→ **What is expected**
Each record needs to be echoed exactly; can you do that?

→ **Dataset records**
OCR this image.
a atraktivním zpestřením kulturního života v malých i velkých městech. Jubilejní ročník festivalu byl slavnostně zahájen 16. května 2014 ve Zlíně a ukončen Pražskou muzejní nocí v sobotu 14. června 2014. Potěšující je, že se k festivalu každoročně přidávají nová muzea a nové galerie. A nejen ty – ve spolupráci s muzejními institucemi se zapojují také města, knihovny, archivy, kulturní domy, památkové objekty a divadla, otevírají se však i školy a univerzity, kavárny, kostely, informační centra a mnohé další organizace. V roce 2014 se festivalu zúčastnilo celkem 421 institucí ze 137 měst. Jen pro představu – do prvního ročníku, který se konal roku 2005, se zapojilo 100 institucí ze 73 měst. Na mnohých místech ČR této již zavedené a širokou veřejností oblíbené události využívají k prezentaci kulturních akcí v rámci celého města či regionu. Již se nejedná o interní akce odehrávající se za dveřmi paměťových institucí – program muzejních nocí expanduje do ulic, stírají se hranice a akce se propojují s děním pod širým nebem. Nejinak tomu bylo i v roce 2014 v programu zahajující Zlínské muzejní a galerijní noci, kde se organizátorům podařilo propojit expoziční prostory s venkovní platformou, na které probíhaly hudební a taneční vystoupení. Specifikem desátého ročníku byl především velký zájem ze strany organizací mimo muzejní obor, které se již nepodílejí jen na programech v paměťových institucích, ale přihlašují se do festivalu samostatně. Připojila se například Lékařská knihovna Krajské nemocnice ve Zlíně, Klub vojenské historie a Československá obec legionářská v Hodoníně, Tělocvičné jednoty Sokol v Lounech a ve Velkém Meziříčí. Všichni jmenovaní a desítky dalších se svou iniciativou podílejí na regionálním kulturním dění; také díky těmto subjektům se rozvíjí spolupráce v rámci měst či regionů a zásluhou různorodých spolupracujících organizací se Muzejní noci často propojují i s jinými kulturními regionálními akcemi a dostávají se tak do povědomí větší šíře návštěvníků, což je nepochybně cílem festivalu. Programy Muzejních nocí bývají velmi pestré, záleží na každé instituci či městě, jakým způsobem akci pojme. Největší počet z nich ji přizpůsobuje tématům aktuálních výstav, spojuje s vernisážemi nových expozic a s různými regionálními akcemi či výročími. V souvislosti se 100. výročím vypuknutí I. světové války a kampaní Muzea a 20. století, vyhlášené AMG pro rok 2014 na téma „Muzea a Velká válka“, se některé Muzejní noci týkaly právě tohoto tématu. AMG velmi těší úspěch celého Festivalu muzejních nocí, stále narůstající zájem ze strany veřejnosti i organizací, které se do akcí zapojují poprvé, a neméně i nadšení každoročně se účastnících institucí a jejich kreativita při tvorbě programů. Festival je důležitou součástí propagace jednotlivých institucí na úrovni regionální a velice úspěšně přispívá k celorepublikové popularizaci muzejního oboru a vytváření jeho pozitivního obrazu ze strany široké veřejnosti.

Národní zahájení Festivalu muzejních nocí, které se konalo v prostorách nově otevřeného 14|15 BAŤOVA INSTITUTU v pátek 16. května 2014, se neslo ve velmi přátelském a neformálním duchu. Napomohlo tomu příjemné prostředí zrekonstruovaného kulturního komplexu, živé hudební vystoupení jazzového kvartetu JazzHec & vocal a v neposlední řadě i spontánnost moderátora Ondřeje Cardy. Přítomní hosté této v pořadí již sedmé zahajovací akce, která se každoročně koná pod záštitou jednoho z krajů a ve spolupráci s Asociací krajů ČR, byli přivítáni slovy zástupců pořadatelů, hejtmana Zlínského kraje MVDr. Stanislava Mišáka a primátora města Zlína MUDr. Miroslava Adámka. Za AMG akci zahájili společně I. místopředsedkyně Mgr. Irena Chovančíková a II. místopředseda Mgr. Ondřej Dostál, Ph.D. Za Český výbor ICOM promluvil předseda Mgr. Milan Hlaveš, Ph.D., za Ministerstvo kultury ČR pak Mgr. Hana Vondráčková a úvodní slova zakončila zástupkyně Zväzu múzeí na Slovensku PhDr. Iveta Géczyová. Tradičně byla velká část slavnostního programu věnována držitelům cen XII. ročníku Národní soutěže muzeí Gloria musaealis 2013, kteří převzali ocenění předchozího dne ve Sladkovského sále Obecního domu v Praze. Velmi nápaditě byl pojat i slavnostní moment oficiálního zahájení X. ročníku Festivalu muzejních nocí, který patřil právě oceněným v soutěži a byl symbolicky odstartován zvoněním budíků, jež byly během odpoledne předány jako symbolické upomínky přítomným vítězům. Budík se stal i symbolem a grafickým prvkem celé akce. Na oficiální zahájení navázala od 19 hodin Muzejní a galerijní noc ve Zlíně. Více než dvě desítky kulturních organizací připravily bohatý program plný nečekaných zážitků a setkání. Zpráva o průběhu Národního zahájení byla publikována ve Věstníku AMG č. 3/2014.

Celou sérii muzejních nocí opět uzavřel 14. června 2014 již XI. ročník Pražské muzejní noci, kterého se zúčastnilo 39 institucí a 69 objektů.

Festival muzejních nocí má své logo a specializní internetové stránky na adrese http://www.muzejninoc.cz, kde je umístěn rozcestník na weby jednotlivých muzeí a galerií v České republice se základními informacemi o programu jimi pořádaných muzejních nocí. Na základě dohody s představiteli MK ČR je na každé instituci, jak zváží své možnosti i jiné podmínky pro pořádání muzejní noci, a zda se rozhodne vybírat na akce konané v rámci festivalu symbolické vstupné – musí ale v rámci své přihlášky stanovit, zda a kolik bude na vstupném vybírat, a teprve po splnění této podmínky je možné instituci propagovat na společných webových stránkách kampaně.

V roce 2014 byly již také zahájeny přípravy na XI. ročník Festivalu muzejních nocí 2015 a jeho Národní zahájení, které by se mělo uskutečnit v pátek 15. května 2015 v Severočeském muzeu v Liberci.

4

→ **The solution**
OCR this image.
a atraktivním zpestřením kulturního života v malých i velkých městech. Jubilejní ročník festivalu byl slavnostně zahájen 16. května 2014 ve Zlíně a ukončen Pražskou muzejní nocí v sobotu 14. června 2014. Potěšující je, že se k festivalu každoročně přidávají nová muzea a nové galerie. A nejen ty – ve spolupráci s muzejními institucemi se zapojují také města, knihovny, archivy, kulturní domy, památkové objekty a divadla, otevírají se však i školy a univerzity, kavárny, kostely, informační centra a mnohé další organizace. V roce 2014 se festivalu zúčastnilo celkem 421 institucí ze 137 měst. Jen pro představu – do prvního ročníku, který se konal roku 2005, se zapojilo 100 institucí ze 73 měst. Na mnohých místech ČR této již zavedené a širokou veřejností oblíbené události využívají k prezentaci kulturních akcí v rámci celého města či regionu. Již se nejedná o interní akce odehrávající se za dveřmi paměťových institucí – program muzejních nocí expanduje do ulic, stírají se hranice a akce se propojují s děním pod širým nebem. Nejinak tomu bylo i v roce 2014 v programu zahajující Zlínské muzejní a galerijní noci, kde se organizátorům podařilo propojit expoziční prostory s venkovní platformou, na které probíhaly hudební a taneční vystoupení. Specifikem desátého ročníku byl především velký zájem ze strany organizací mimo muzejní obor, které se již nepodílejí jen na programech v paměťových institucích, ale přihlašují se do festivalu samostatně. Připojila se například Lékařská knihovna Krajské nemocnice ve Zlíně, Klub vojenské historie a Československá obec legionářská v Hodoníně, Tělocvičné jednoty Sokol v Lounech a ve Velkém Meziříčí. Všichni jmenovaní a desítky dalších se svou iniciativou podílejí na regionálním kulturním dění; také díky těmto subjektům se rozvíjí spolupráce v rámci měst či regionů a zásluhou různorodých spolupracujících organizací se Muzejní noci často propojují i s jinými kulturními regionálními akcemi a dostávají se tak do povědomí větší šíře návštěvníků, což je nepochybně cílem festivalu. Programy Muzejních nocí bývají velmi pestré, záleží na každé instituci či městě, jakým způsobem akci pojme. Největší počet z nich ji přizpůsobuje tématům aktuálních výstav, spojuje s vernisážemi nových expozic a s různými regionálními akcemi či výročími. V souvislosti se 100. výročím vypuknutí I. světové války a kampaní Muzea a 20. století, vyhlášené AMG pro rok 2014 na téma „Muzea a Velká válka“, se některé Muzejní noci týkaly právě tohoto tématu. AMG velmi těší úspěch celého Festivalu muzejních nocí, stále narůstající zájem ze strany veřejnosti i organizací, které se do akcí zapojují poprvé, a neméně i nadšení každoročně se účastnících institucí a jejich kreativita při tvorbě programů. Festival je důležitou součástí propagace jednotlivých institucí na úrovni regionální a velice úspěšně přispívá k celorepublikové popularizaci muzejního oboru a vytváření jeho pozitivního obrazu ze strany široké veřejnosti.

Národní zahájení Festivalu muzejních nocí, které se konalo v prostorách nově otevřeného 14|15 BAŤOVA INSTITUTU v pátek 16. května 2014, se neslo ve velmi přátelském a neformálním duchu. Napomohlo tomu příjemné prostředí zrekonstruovaného kulturního komplexu, živé hudební vystoupení jazzového kvartetu JazzHec & vocal a v neposlední řadě i spontánnost moderátora Ondřeje Cardy. Přítomní hosté této v pořadí již sedmé zahajovací akce, která se každoročně koná pod záštitou jednoho z krajů a ve spolupráci s Asociací krajů ČR, byli přivítáni slovy zástupců pořadatelů, hejtmana Zlínského kraje MVDr. Stanislava Mišáka a primátora města Zlína MUDr. Miroslava Adámka. Za AMG akci zahájili společně I. místopředsedkyně Mgr. Irena Chovančíková a II. místopředseda Mgr. Ondřej Dostál, Ph.D. Za Český výbor ICOM promluvil předseda Mgr. Milan Hlaveš, Ph.D., za Ministerstvo kultury ČR pak Mgr. Hana Vondráčková a úvodní slova zakončila zástupkyně Zväzu múzeí na Slovensku PhDr. Iveta Géczyová. Tradičně byla velká část slavnostního programu věnována držitelům cen XII. ročníku Národní soutěže muzeí Gloria musaealis 2013, kteří převzali ocenění předchozího dne ve Sladkovského sále Obecního domu v Praze. Velmi nápaditě byl pojat i slavnostní moment oficiálního zahájení X. ročníku Festivalu muzejních nocí, který patřil právě oceněným v soutěži a byl symbolicky odstartován zvoněním budíků, jež byly během odpoledne předány jako symbolické upomínky přítomným vítězům. Budík se stal i symbolem a grafickým prvkem celé akce. Na oficiální zahájení navázala od 19 hodin Muzejní a galerijní noc ve Zlíně. Více než dvě desítky kulturních organizací připravily bohatý program plný nečekaných zážitků a setkání. Zpráva o průběhu Národního zahájení byla publikována ve Věstníku AMG č. 3/2014.

Celou sérii muzejních nocí opět uzavřel 14. června 2014 již XI. ročník Pražské muzejní noci, kterého se zúčastnilo 39 institucí a 69 objektů.

Festival muzejních nocí má své logo a specializní internetové stránky na adrese http://www.muzejninoc.cz, kde je umístěn rozcestník na weby jednotlivých muzeí a galerií v České republice se základními informacemi o programu jimi pořádaných muzejních nocí. Na základě dohody s představiteli MK ČR je na každé instituci, jak zváží své možnosti i jiné podmínky pro pořádání muzejní noci, a zda se rozhodne vybírat na akce konané v rámci festivalu symbolické vstupné – musí ale v rámci své přihlášky stanovit, zda a kolik bude na vstupném vybírat, a teprve po splnění této podmínky je možné instituci propagovat na společných webových stránkách kampaně.

V roce 2014 byly již také zahájeny přípravy na XI. ročník Festivalu muzejních nocí 2015 a jeho Národní zahájení, které by se mělo uskutečnit v pátek 15. května 2015 v Severočeském muzeu v Liberci.

4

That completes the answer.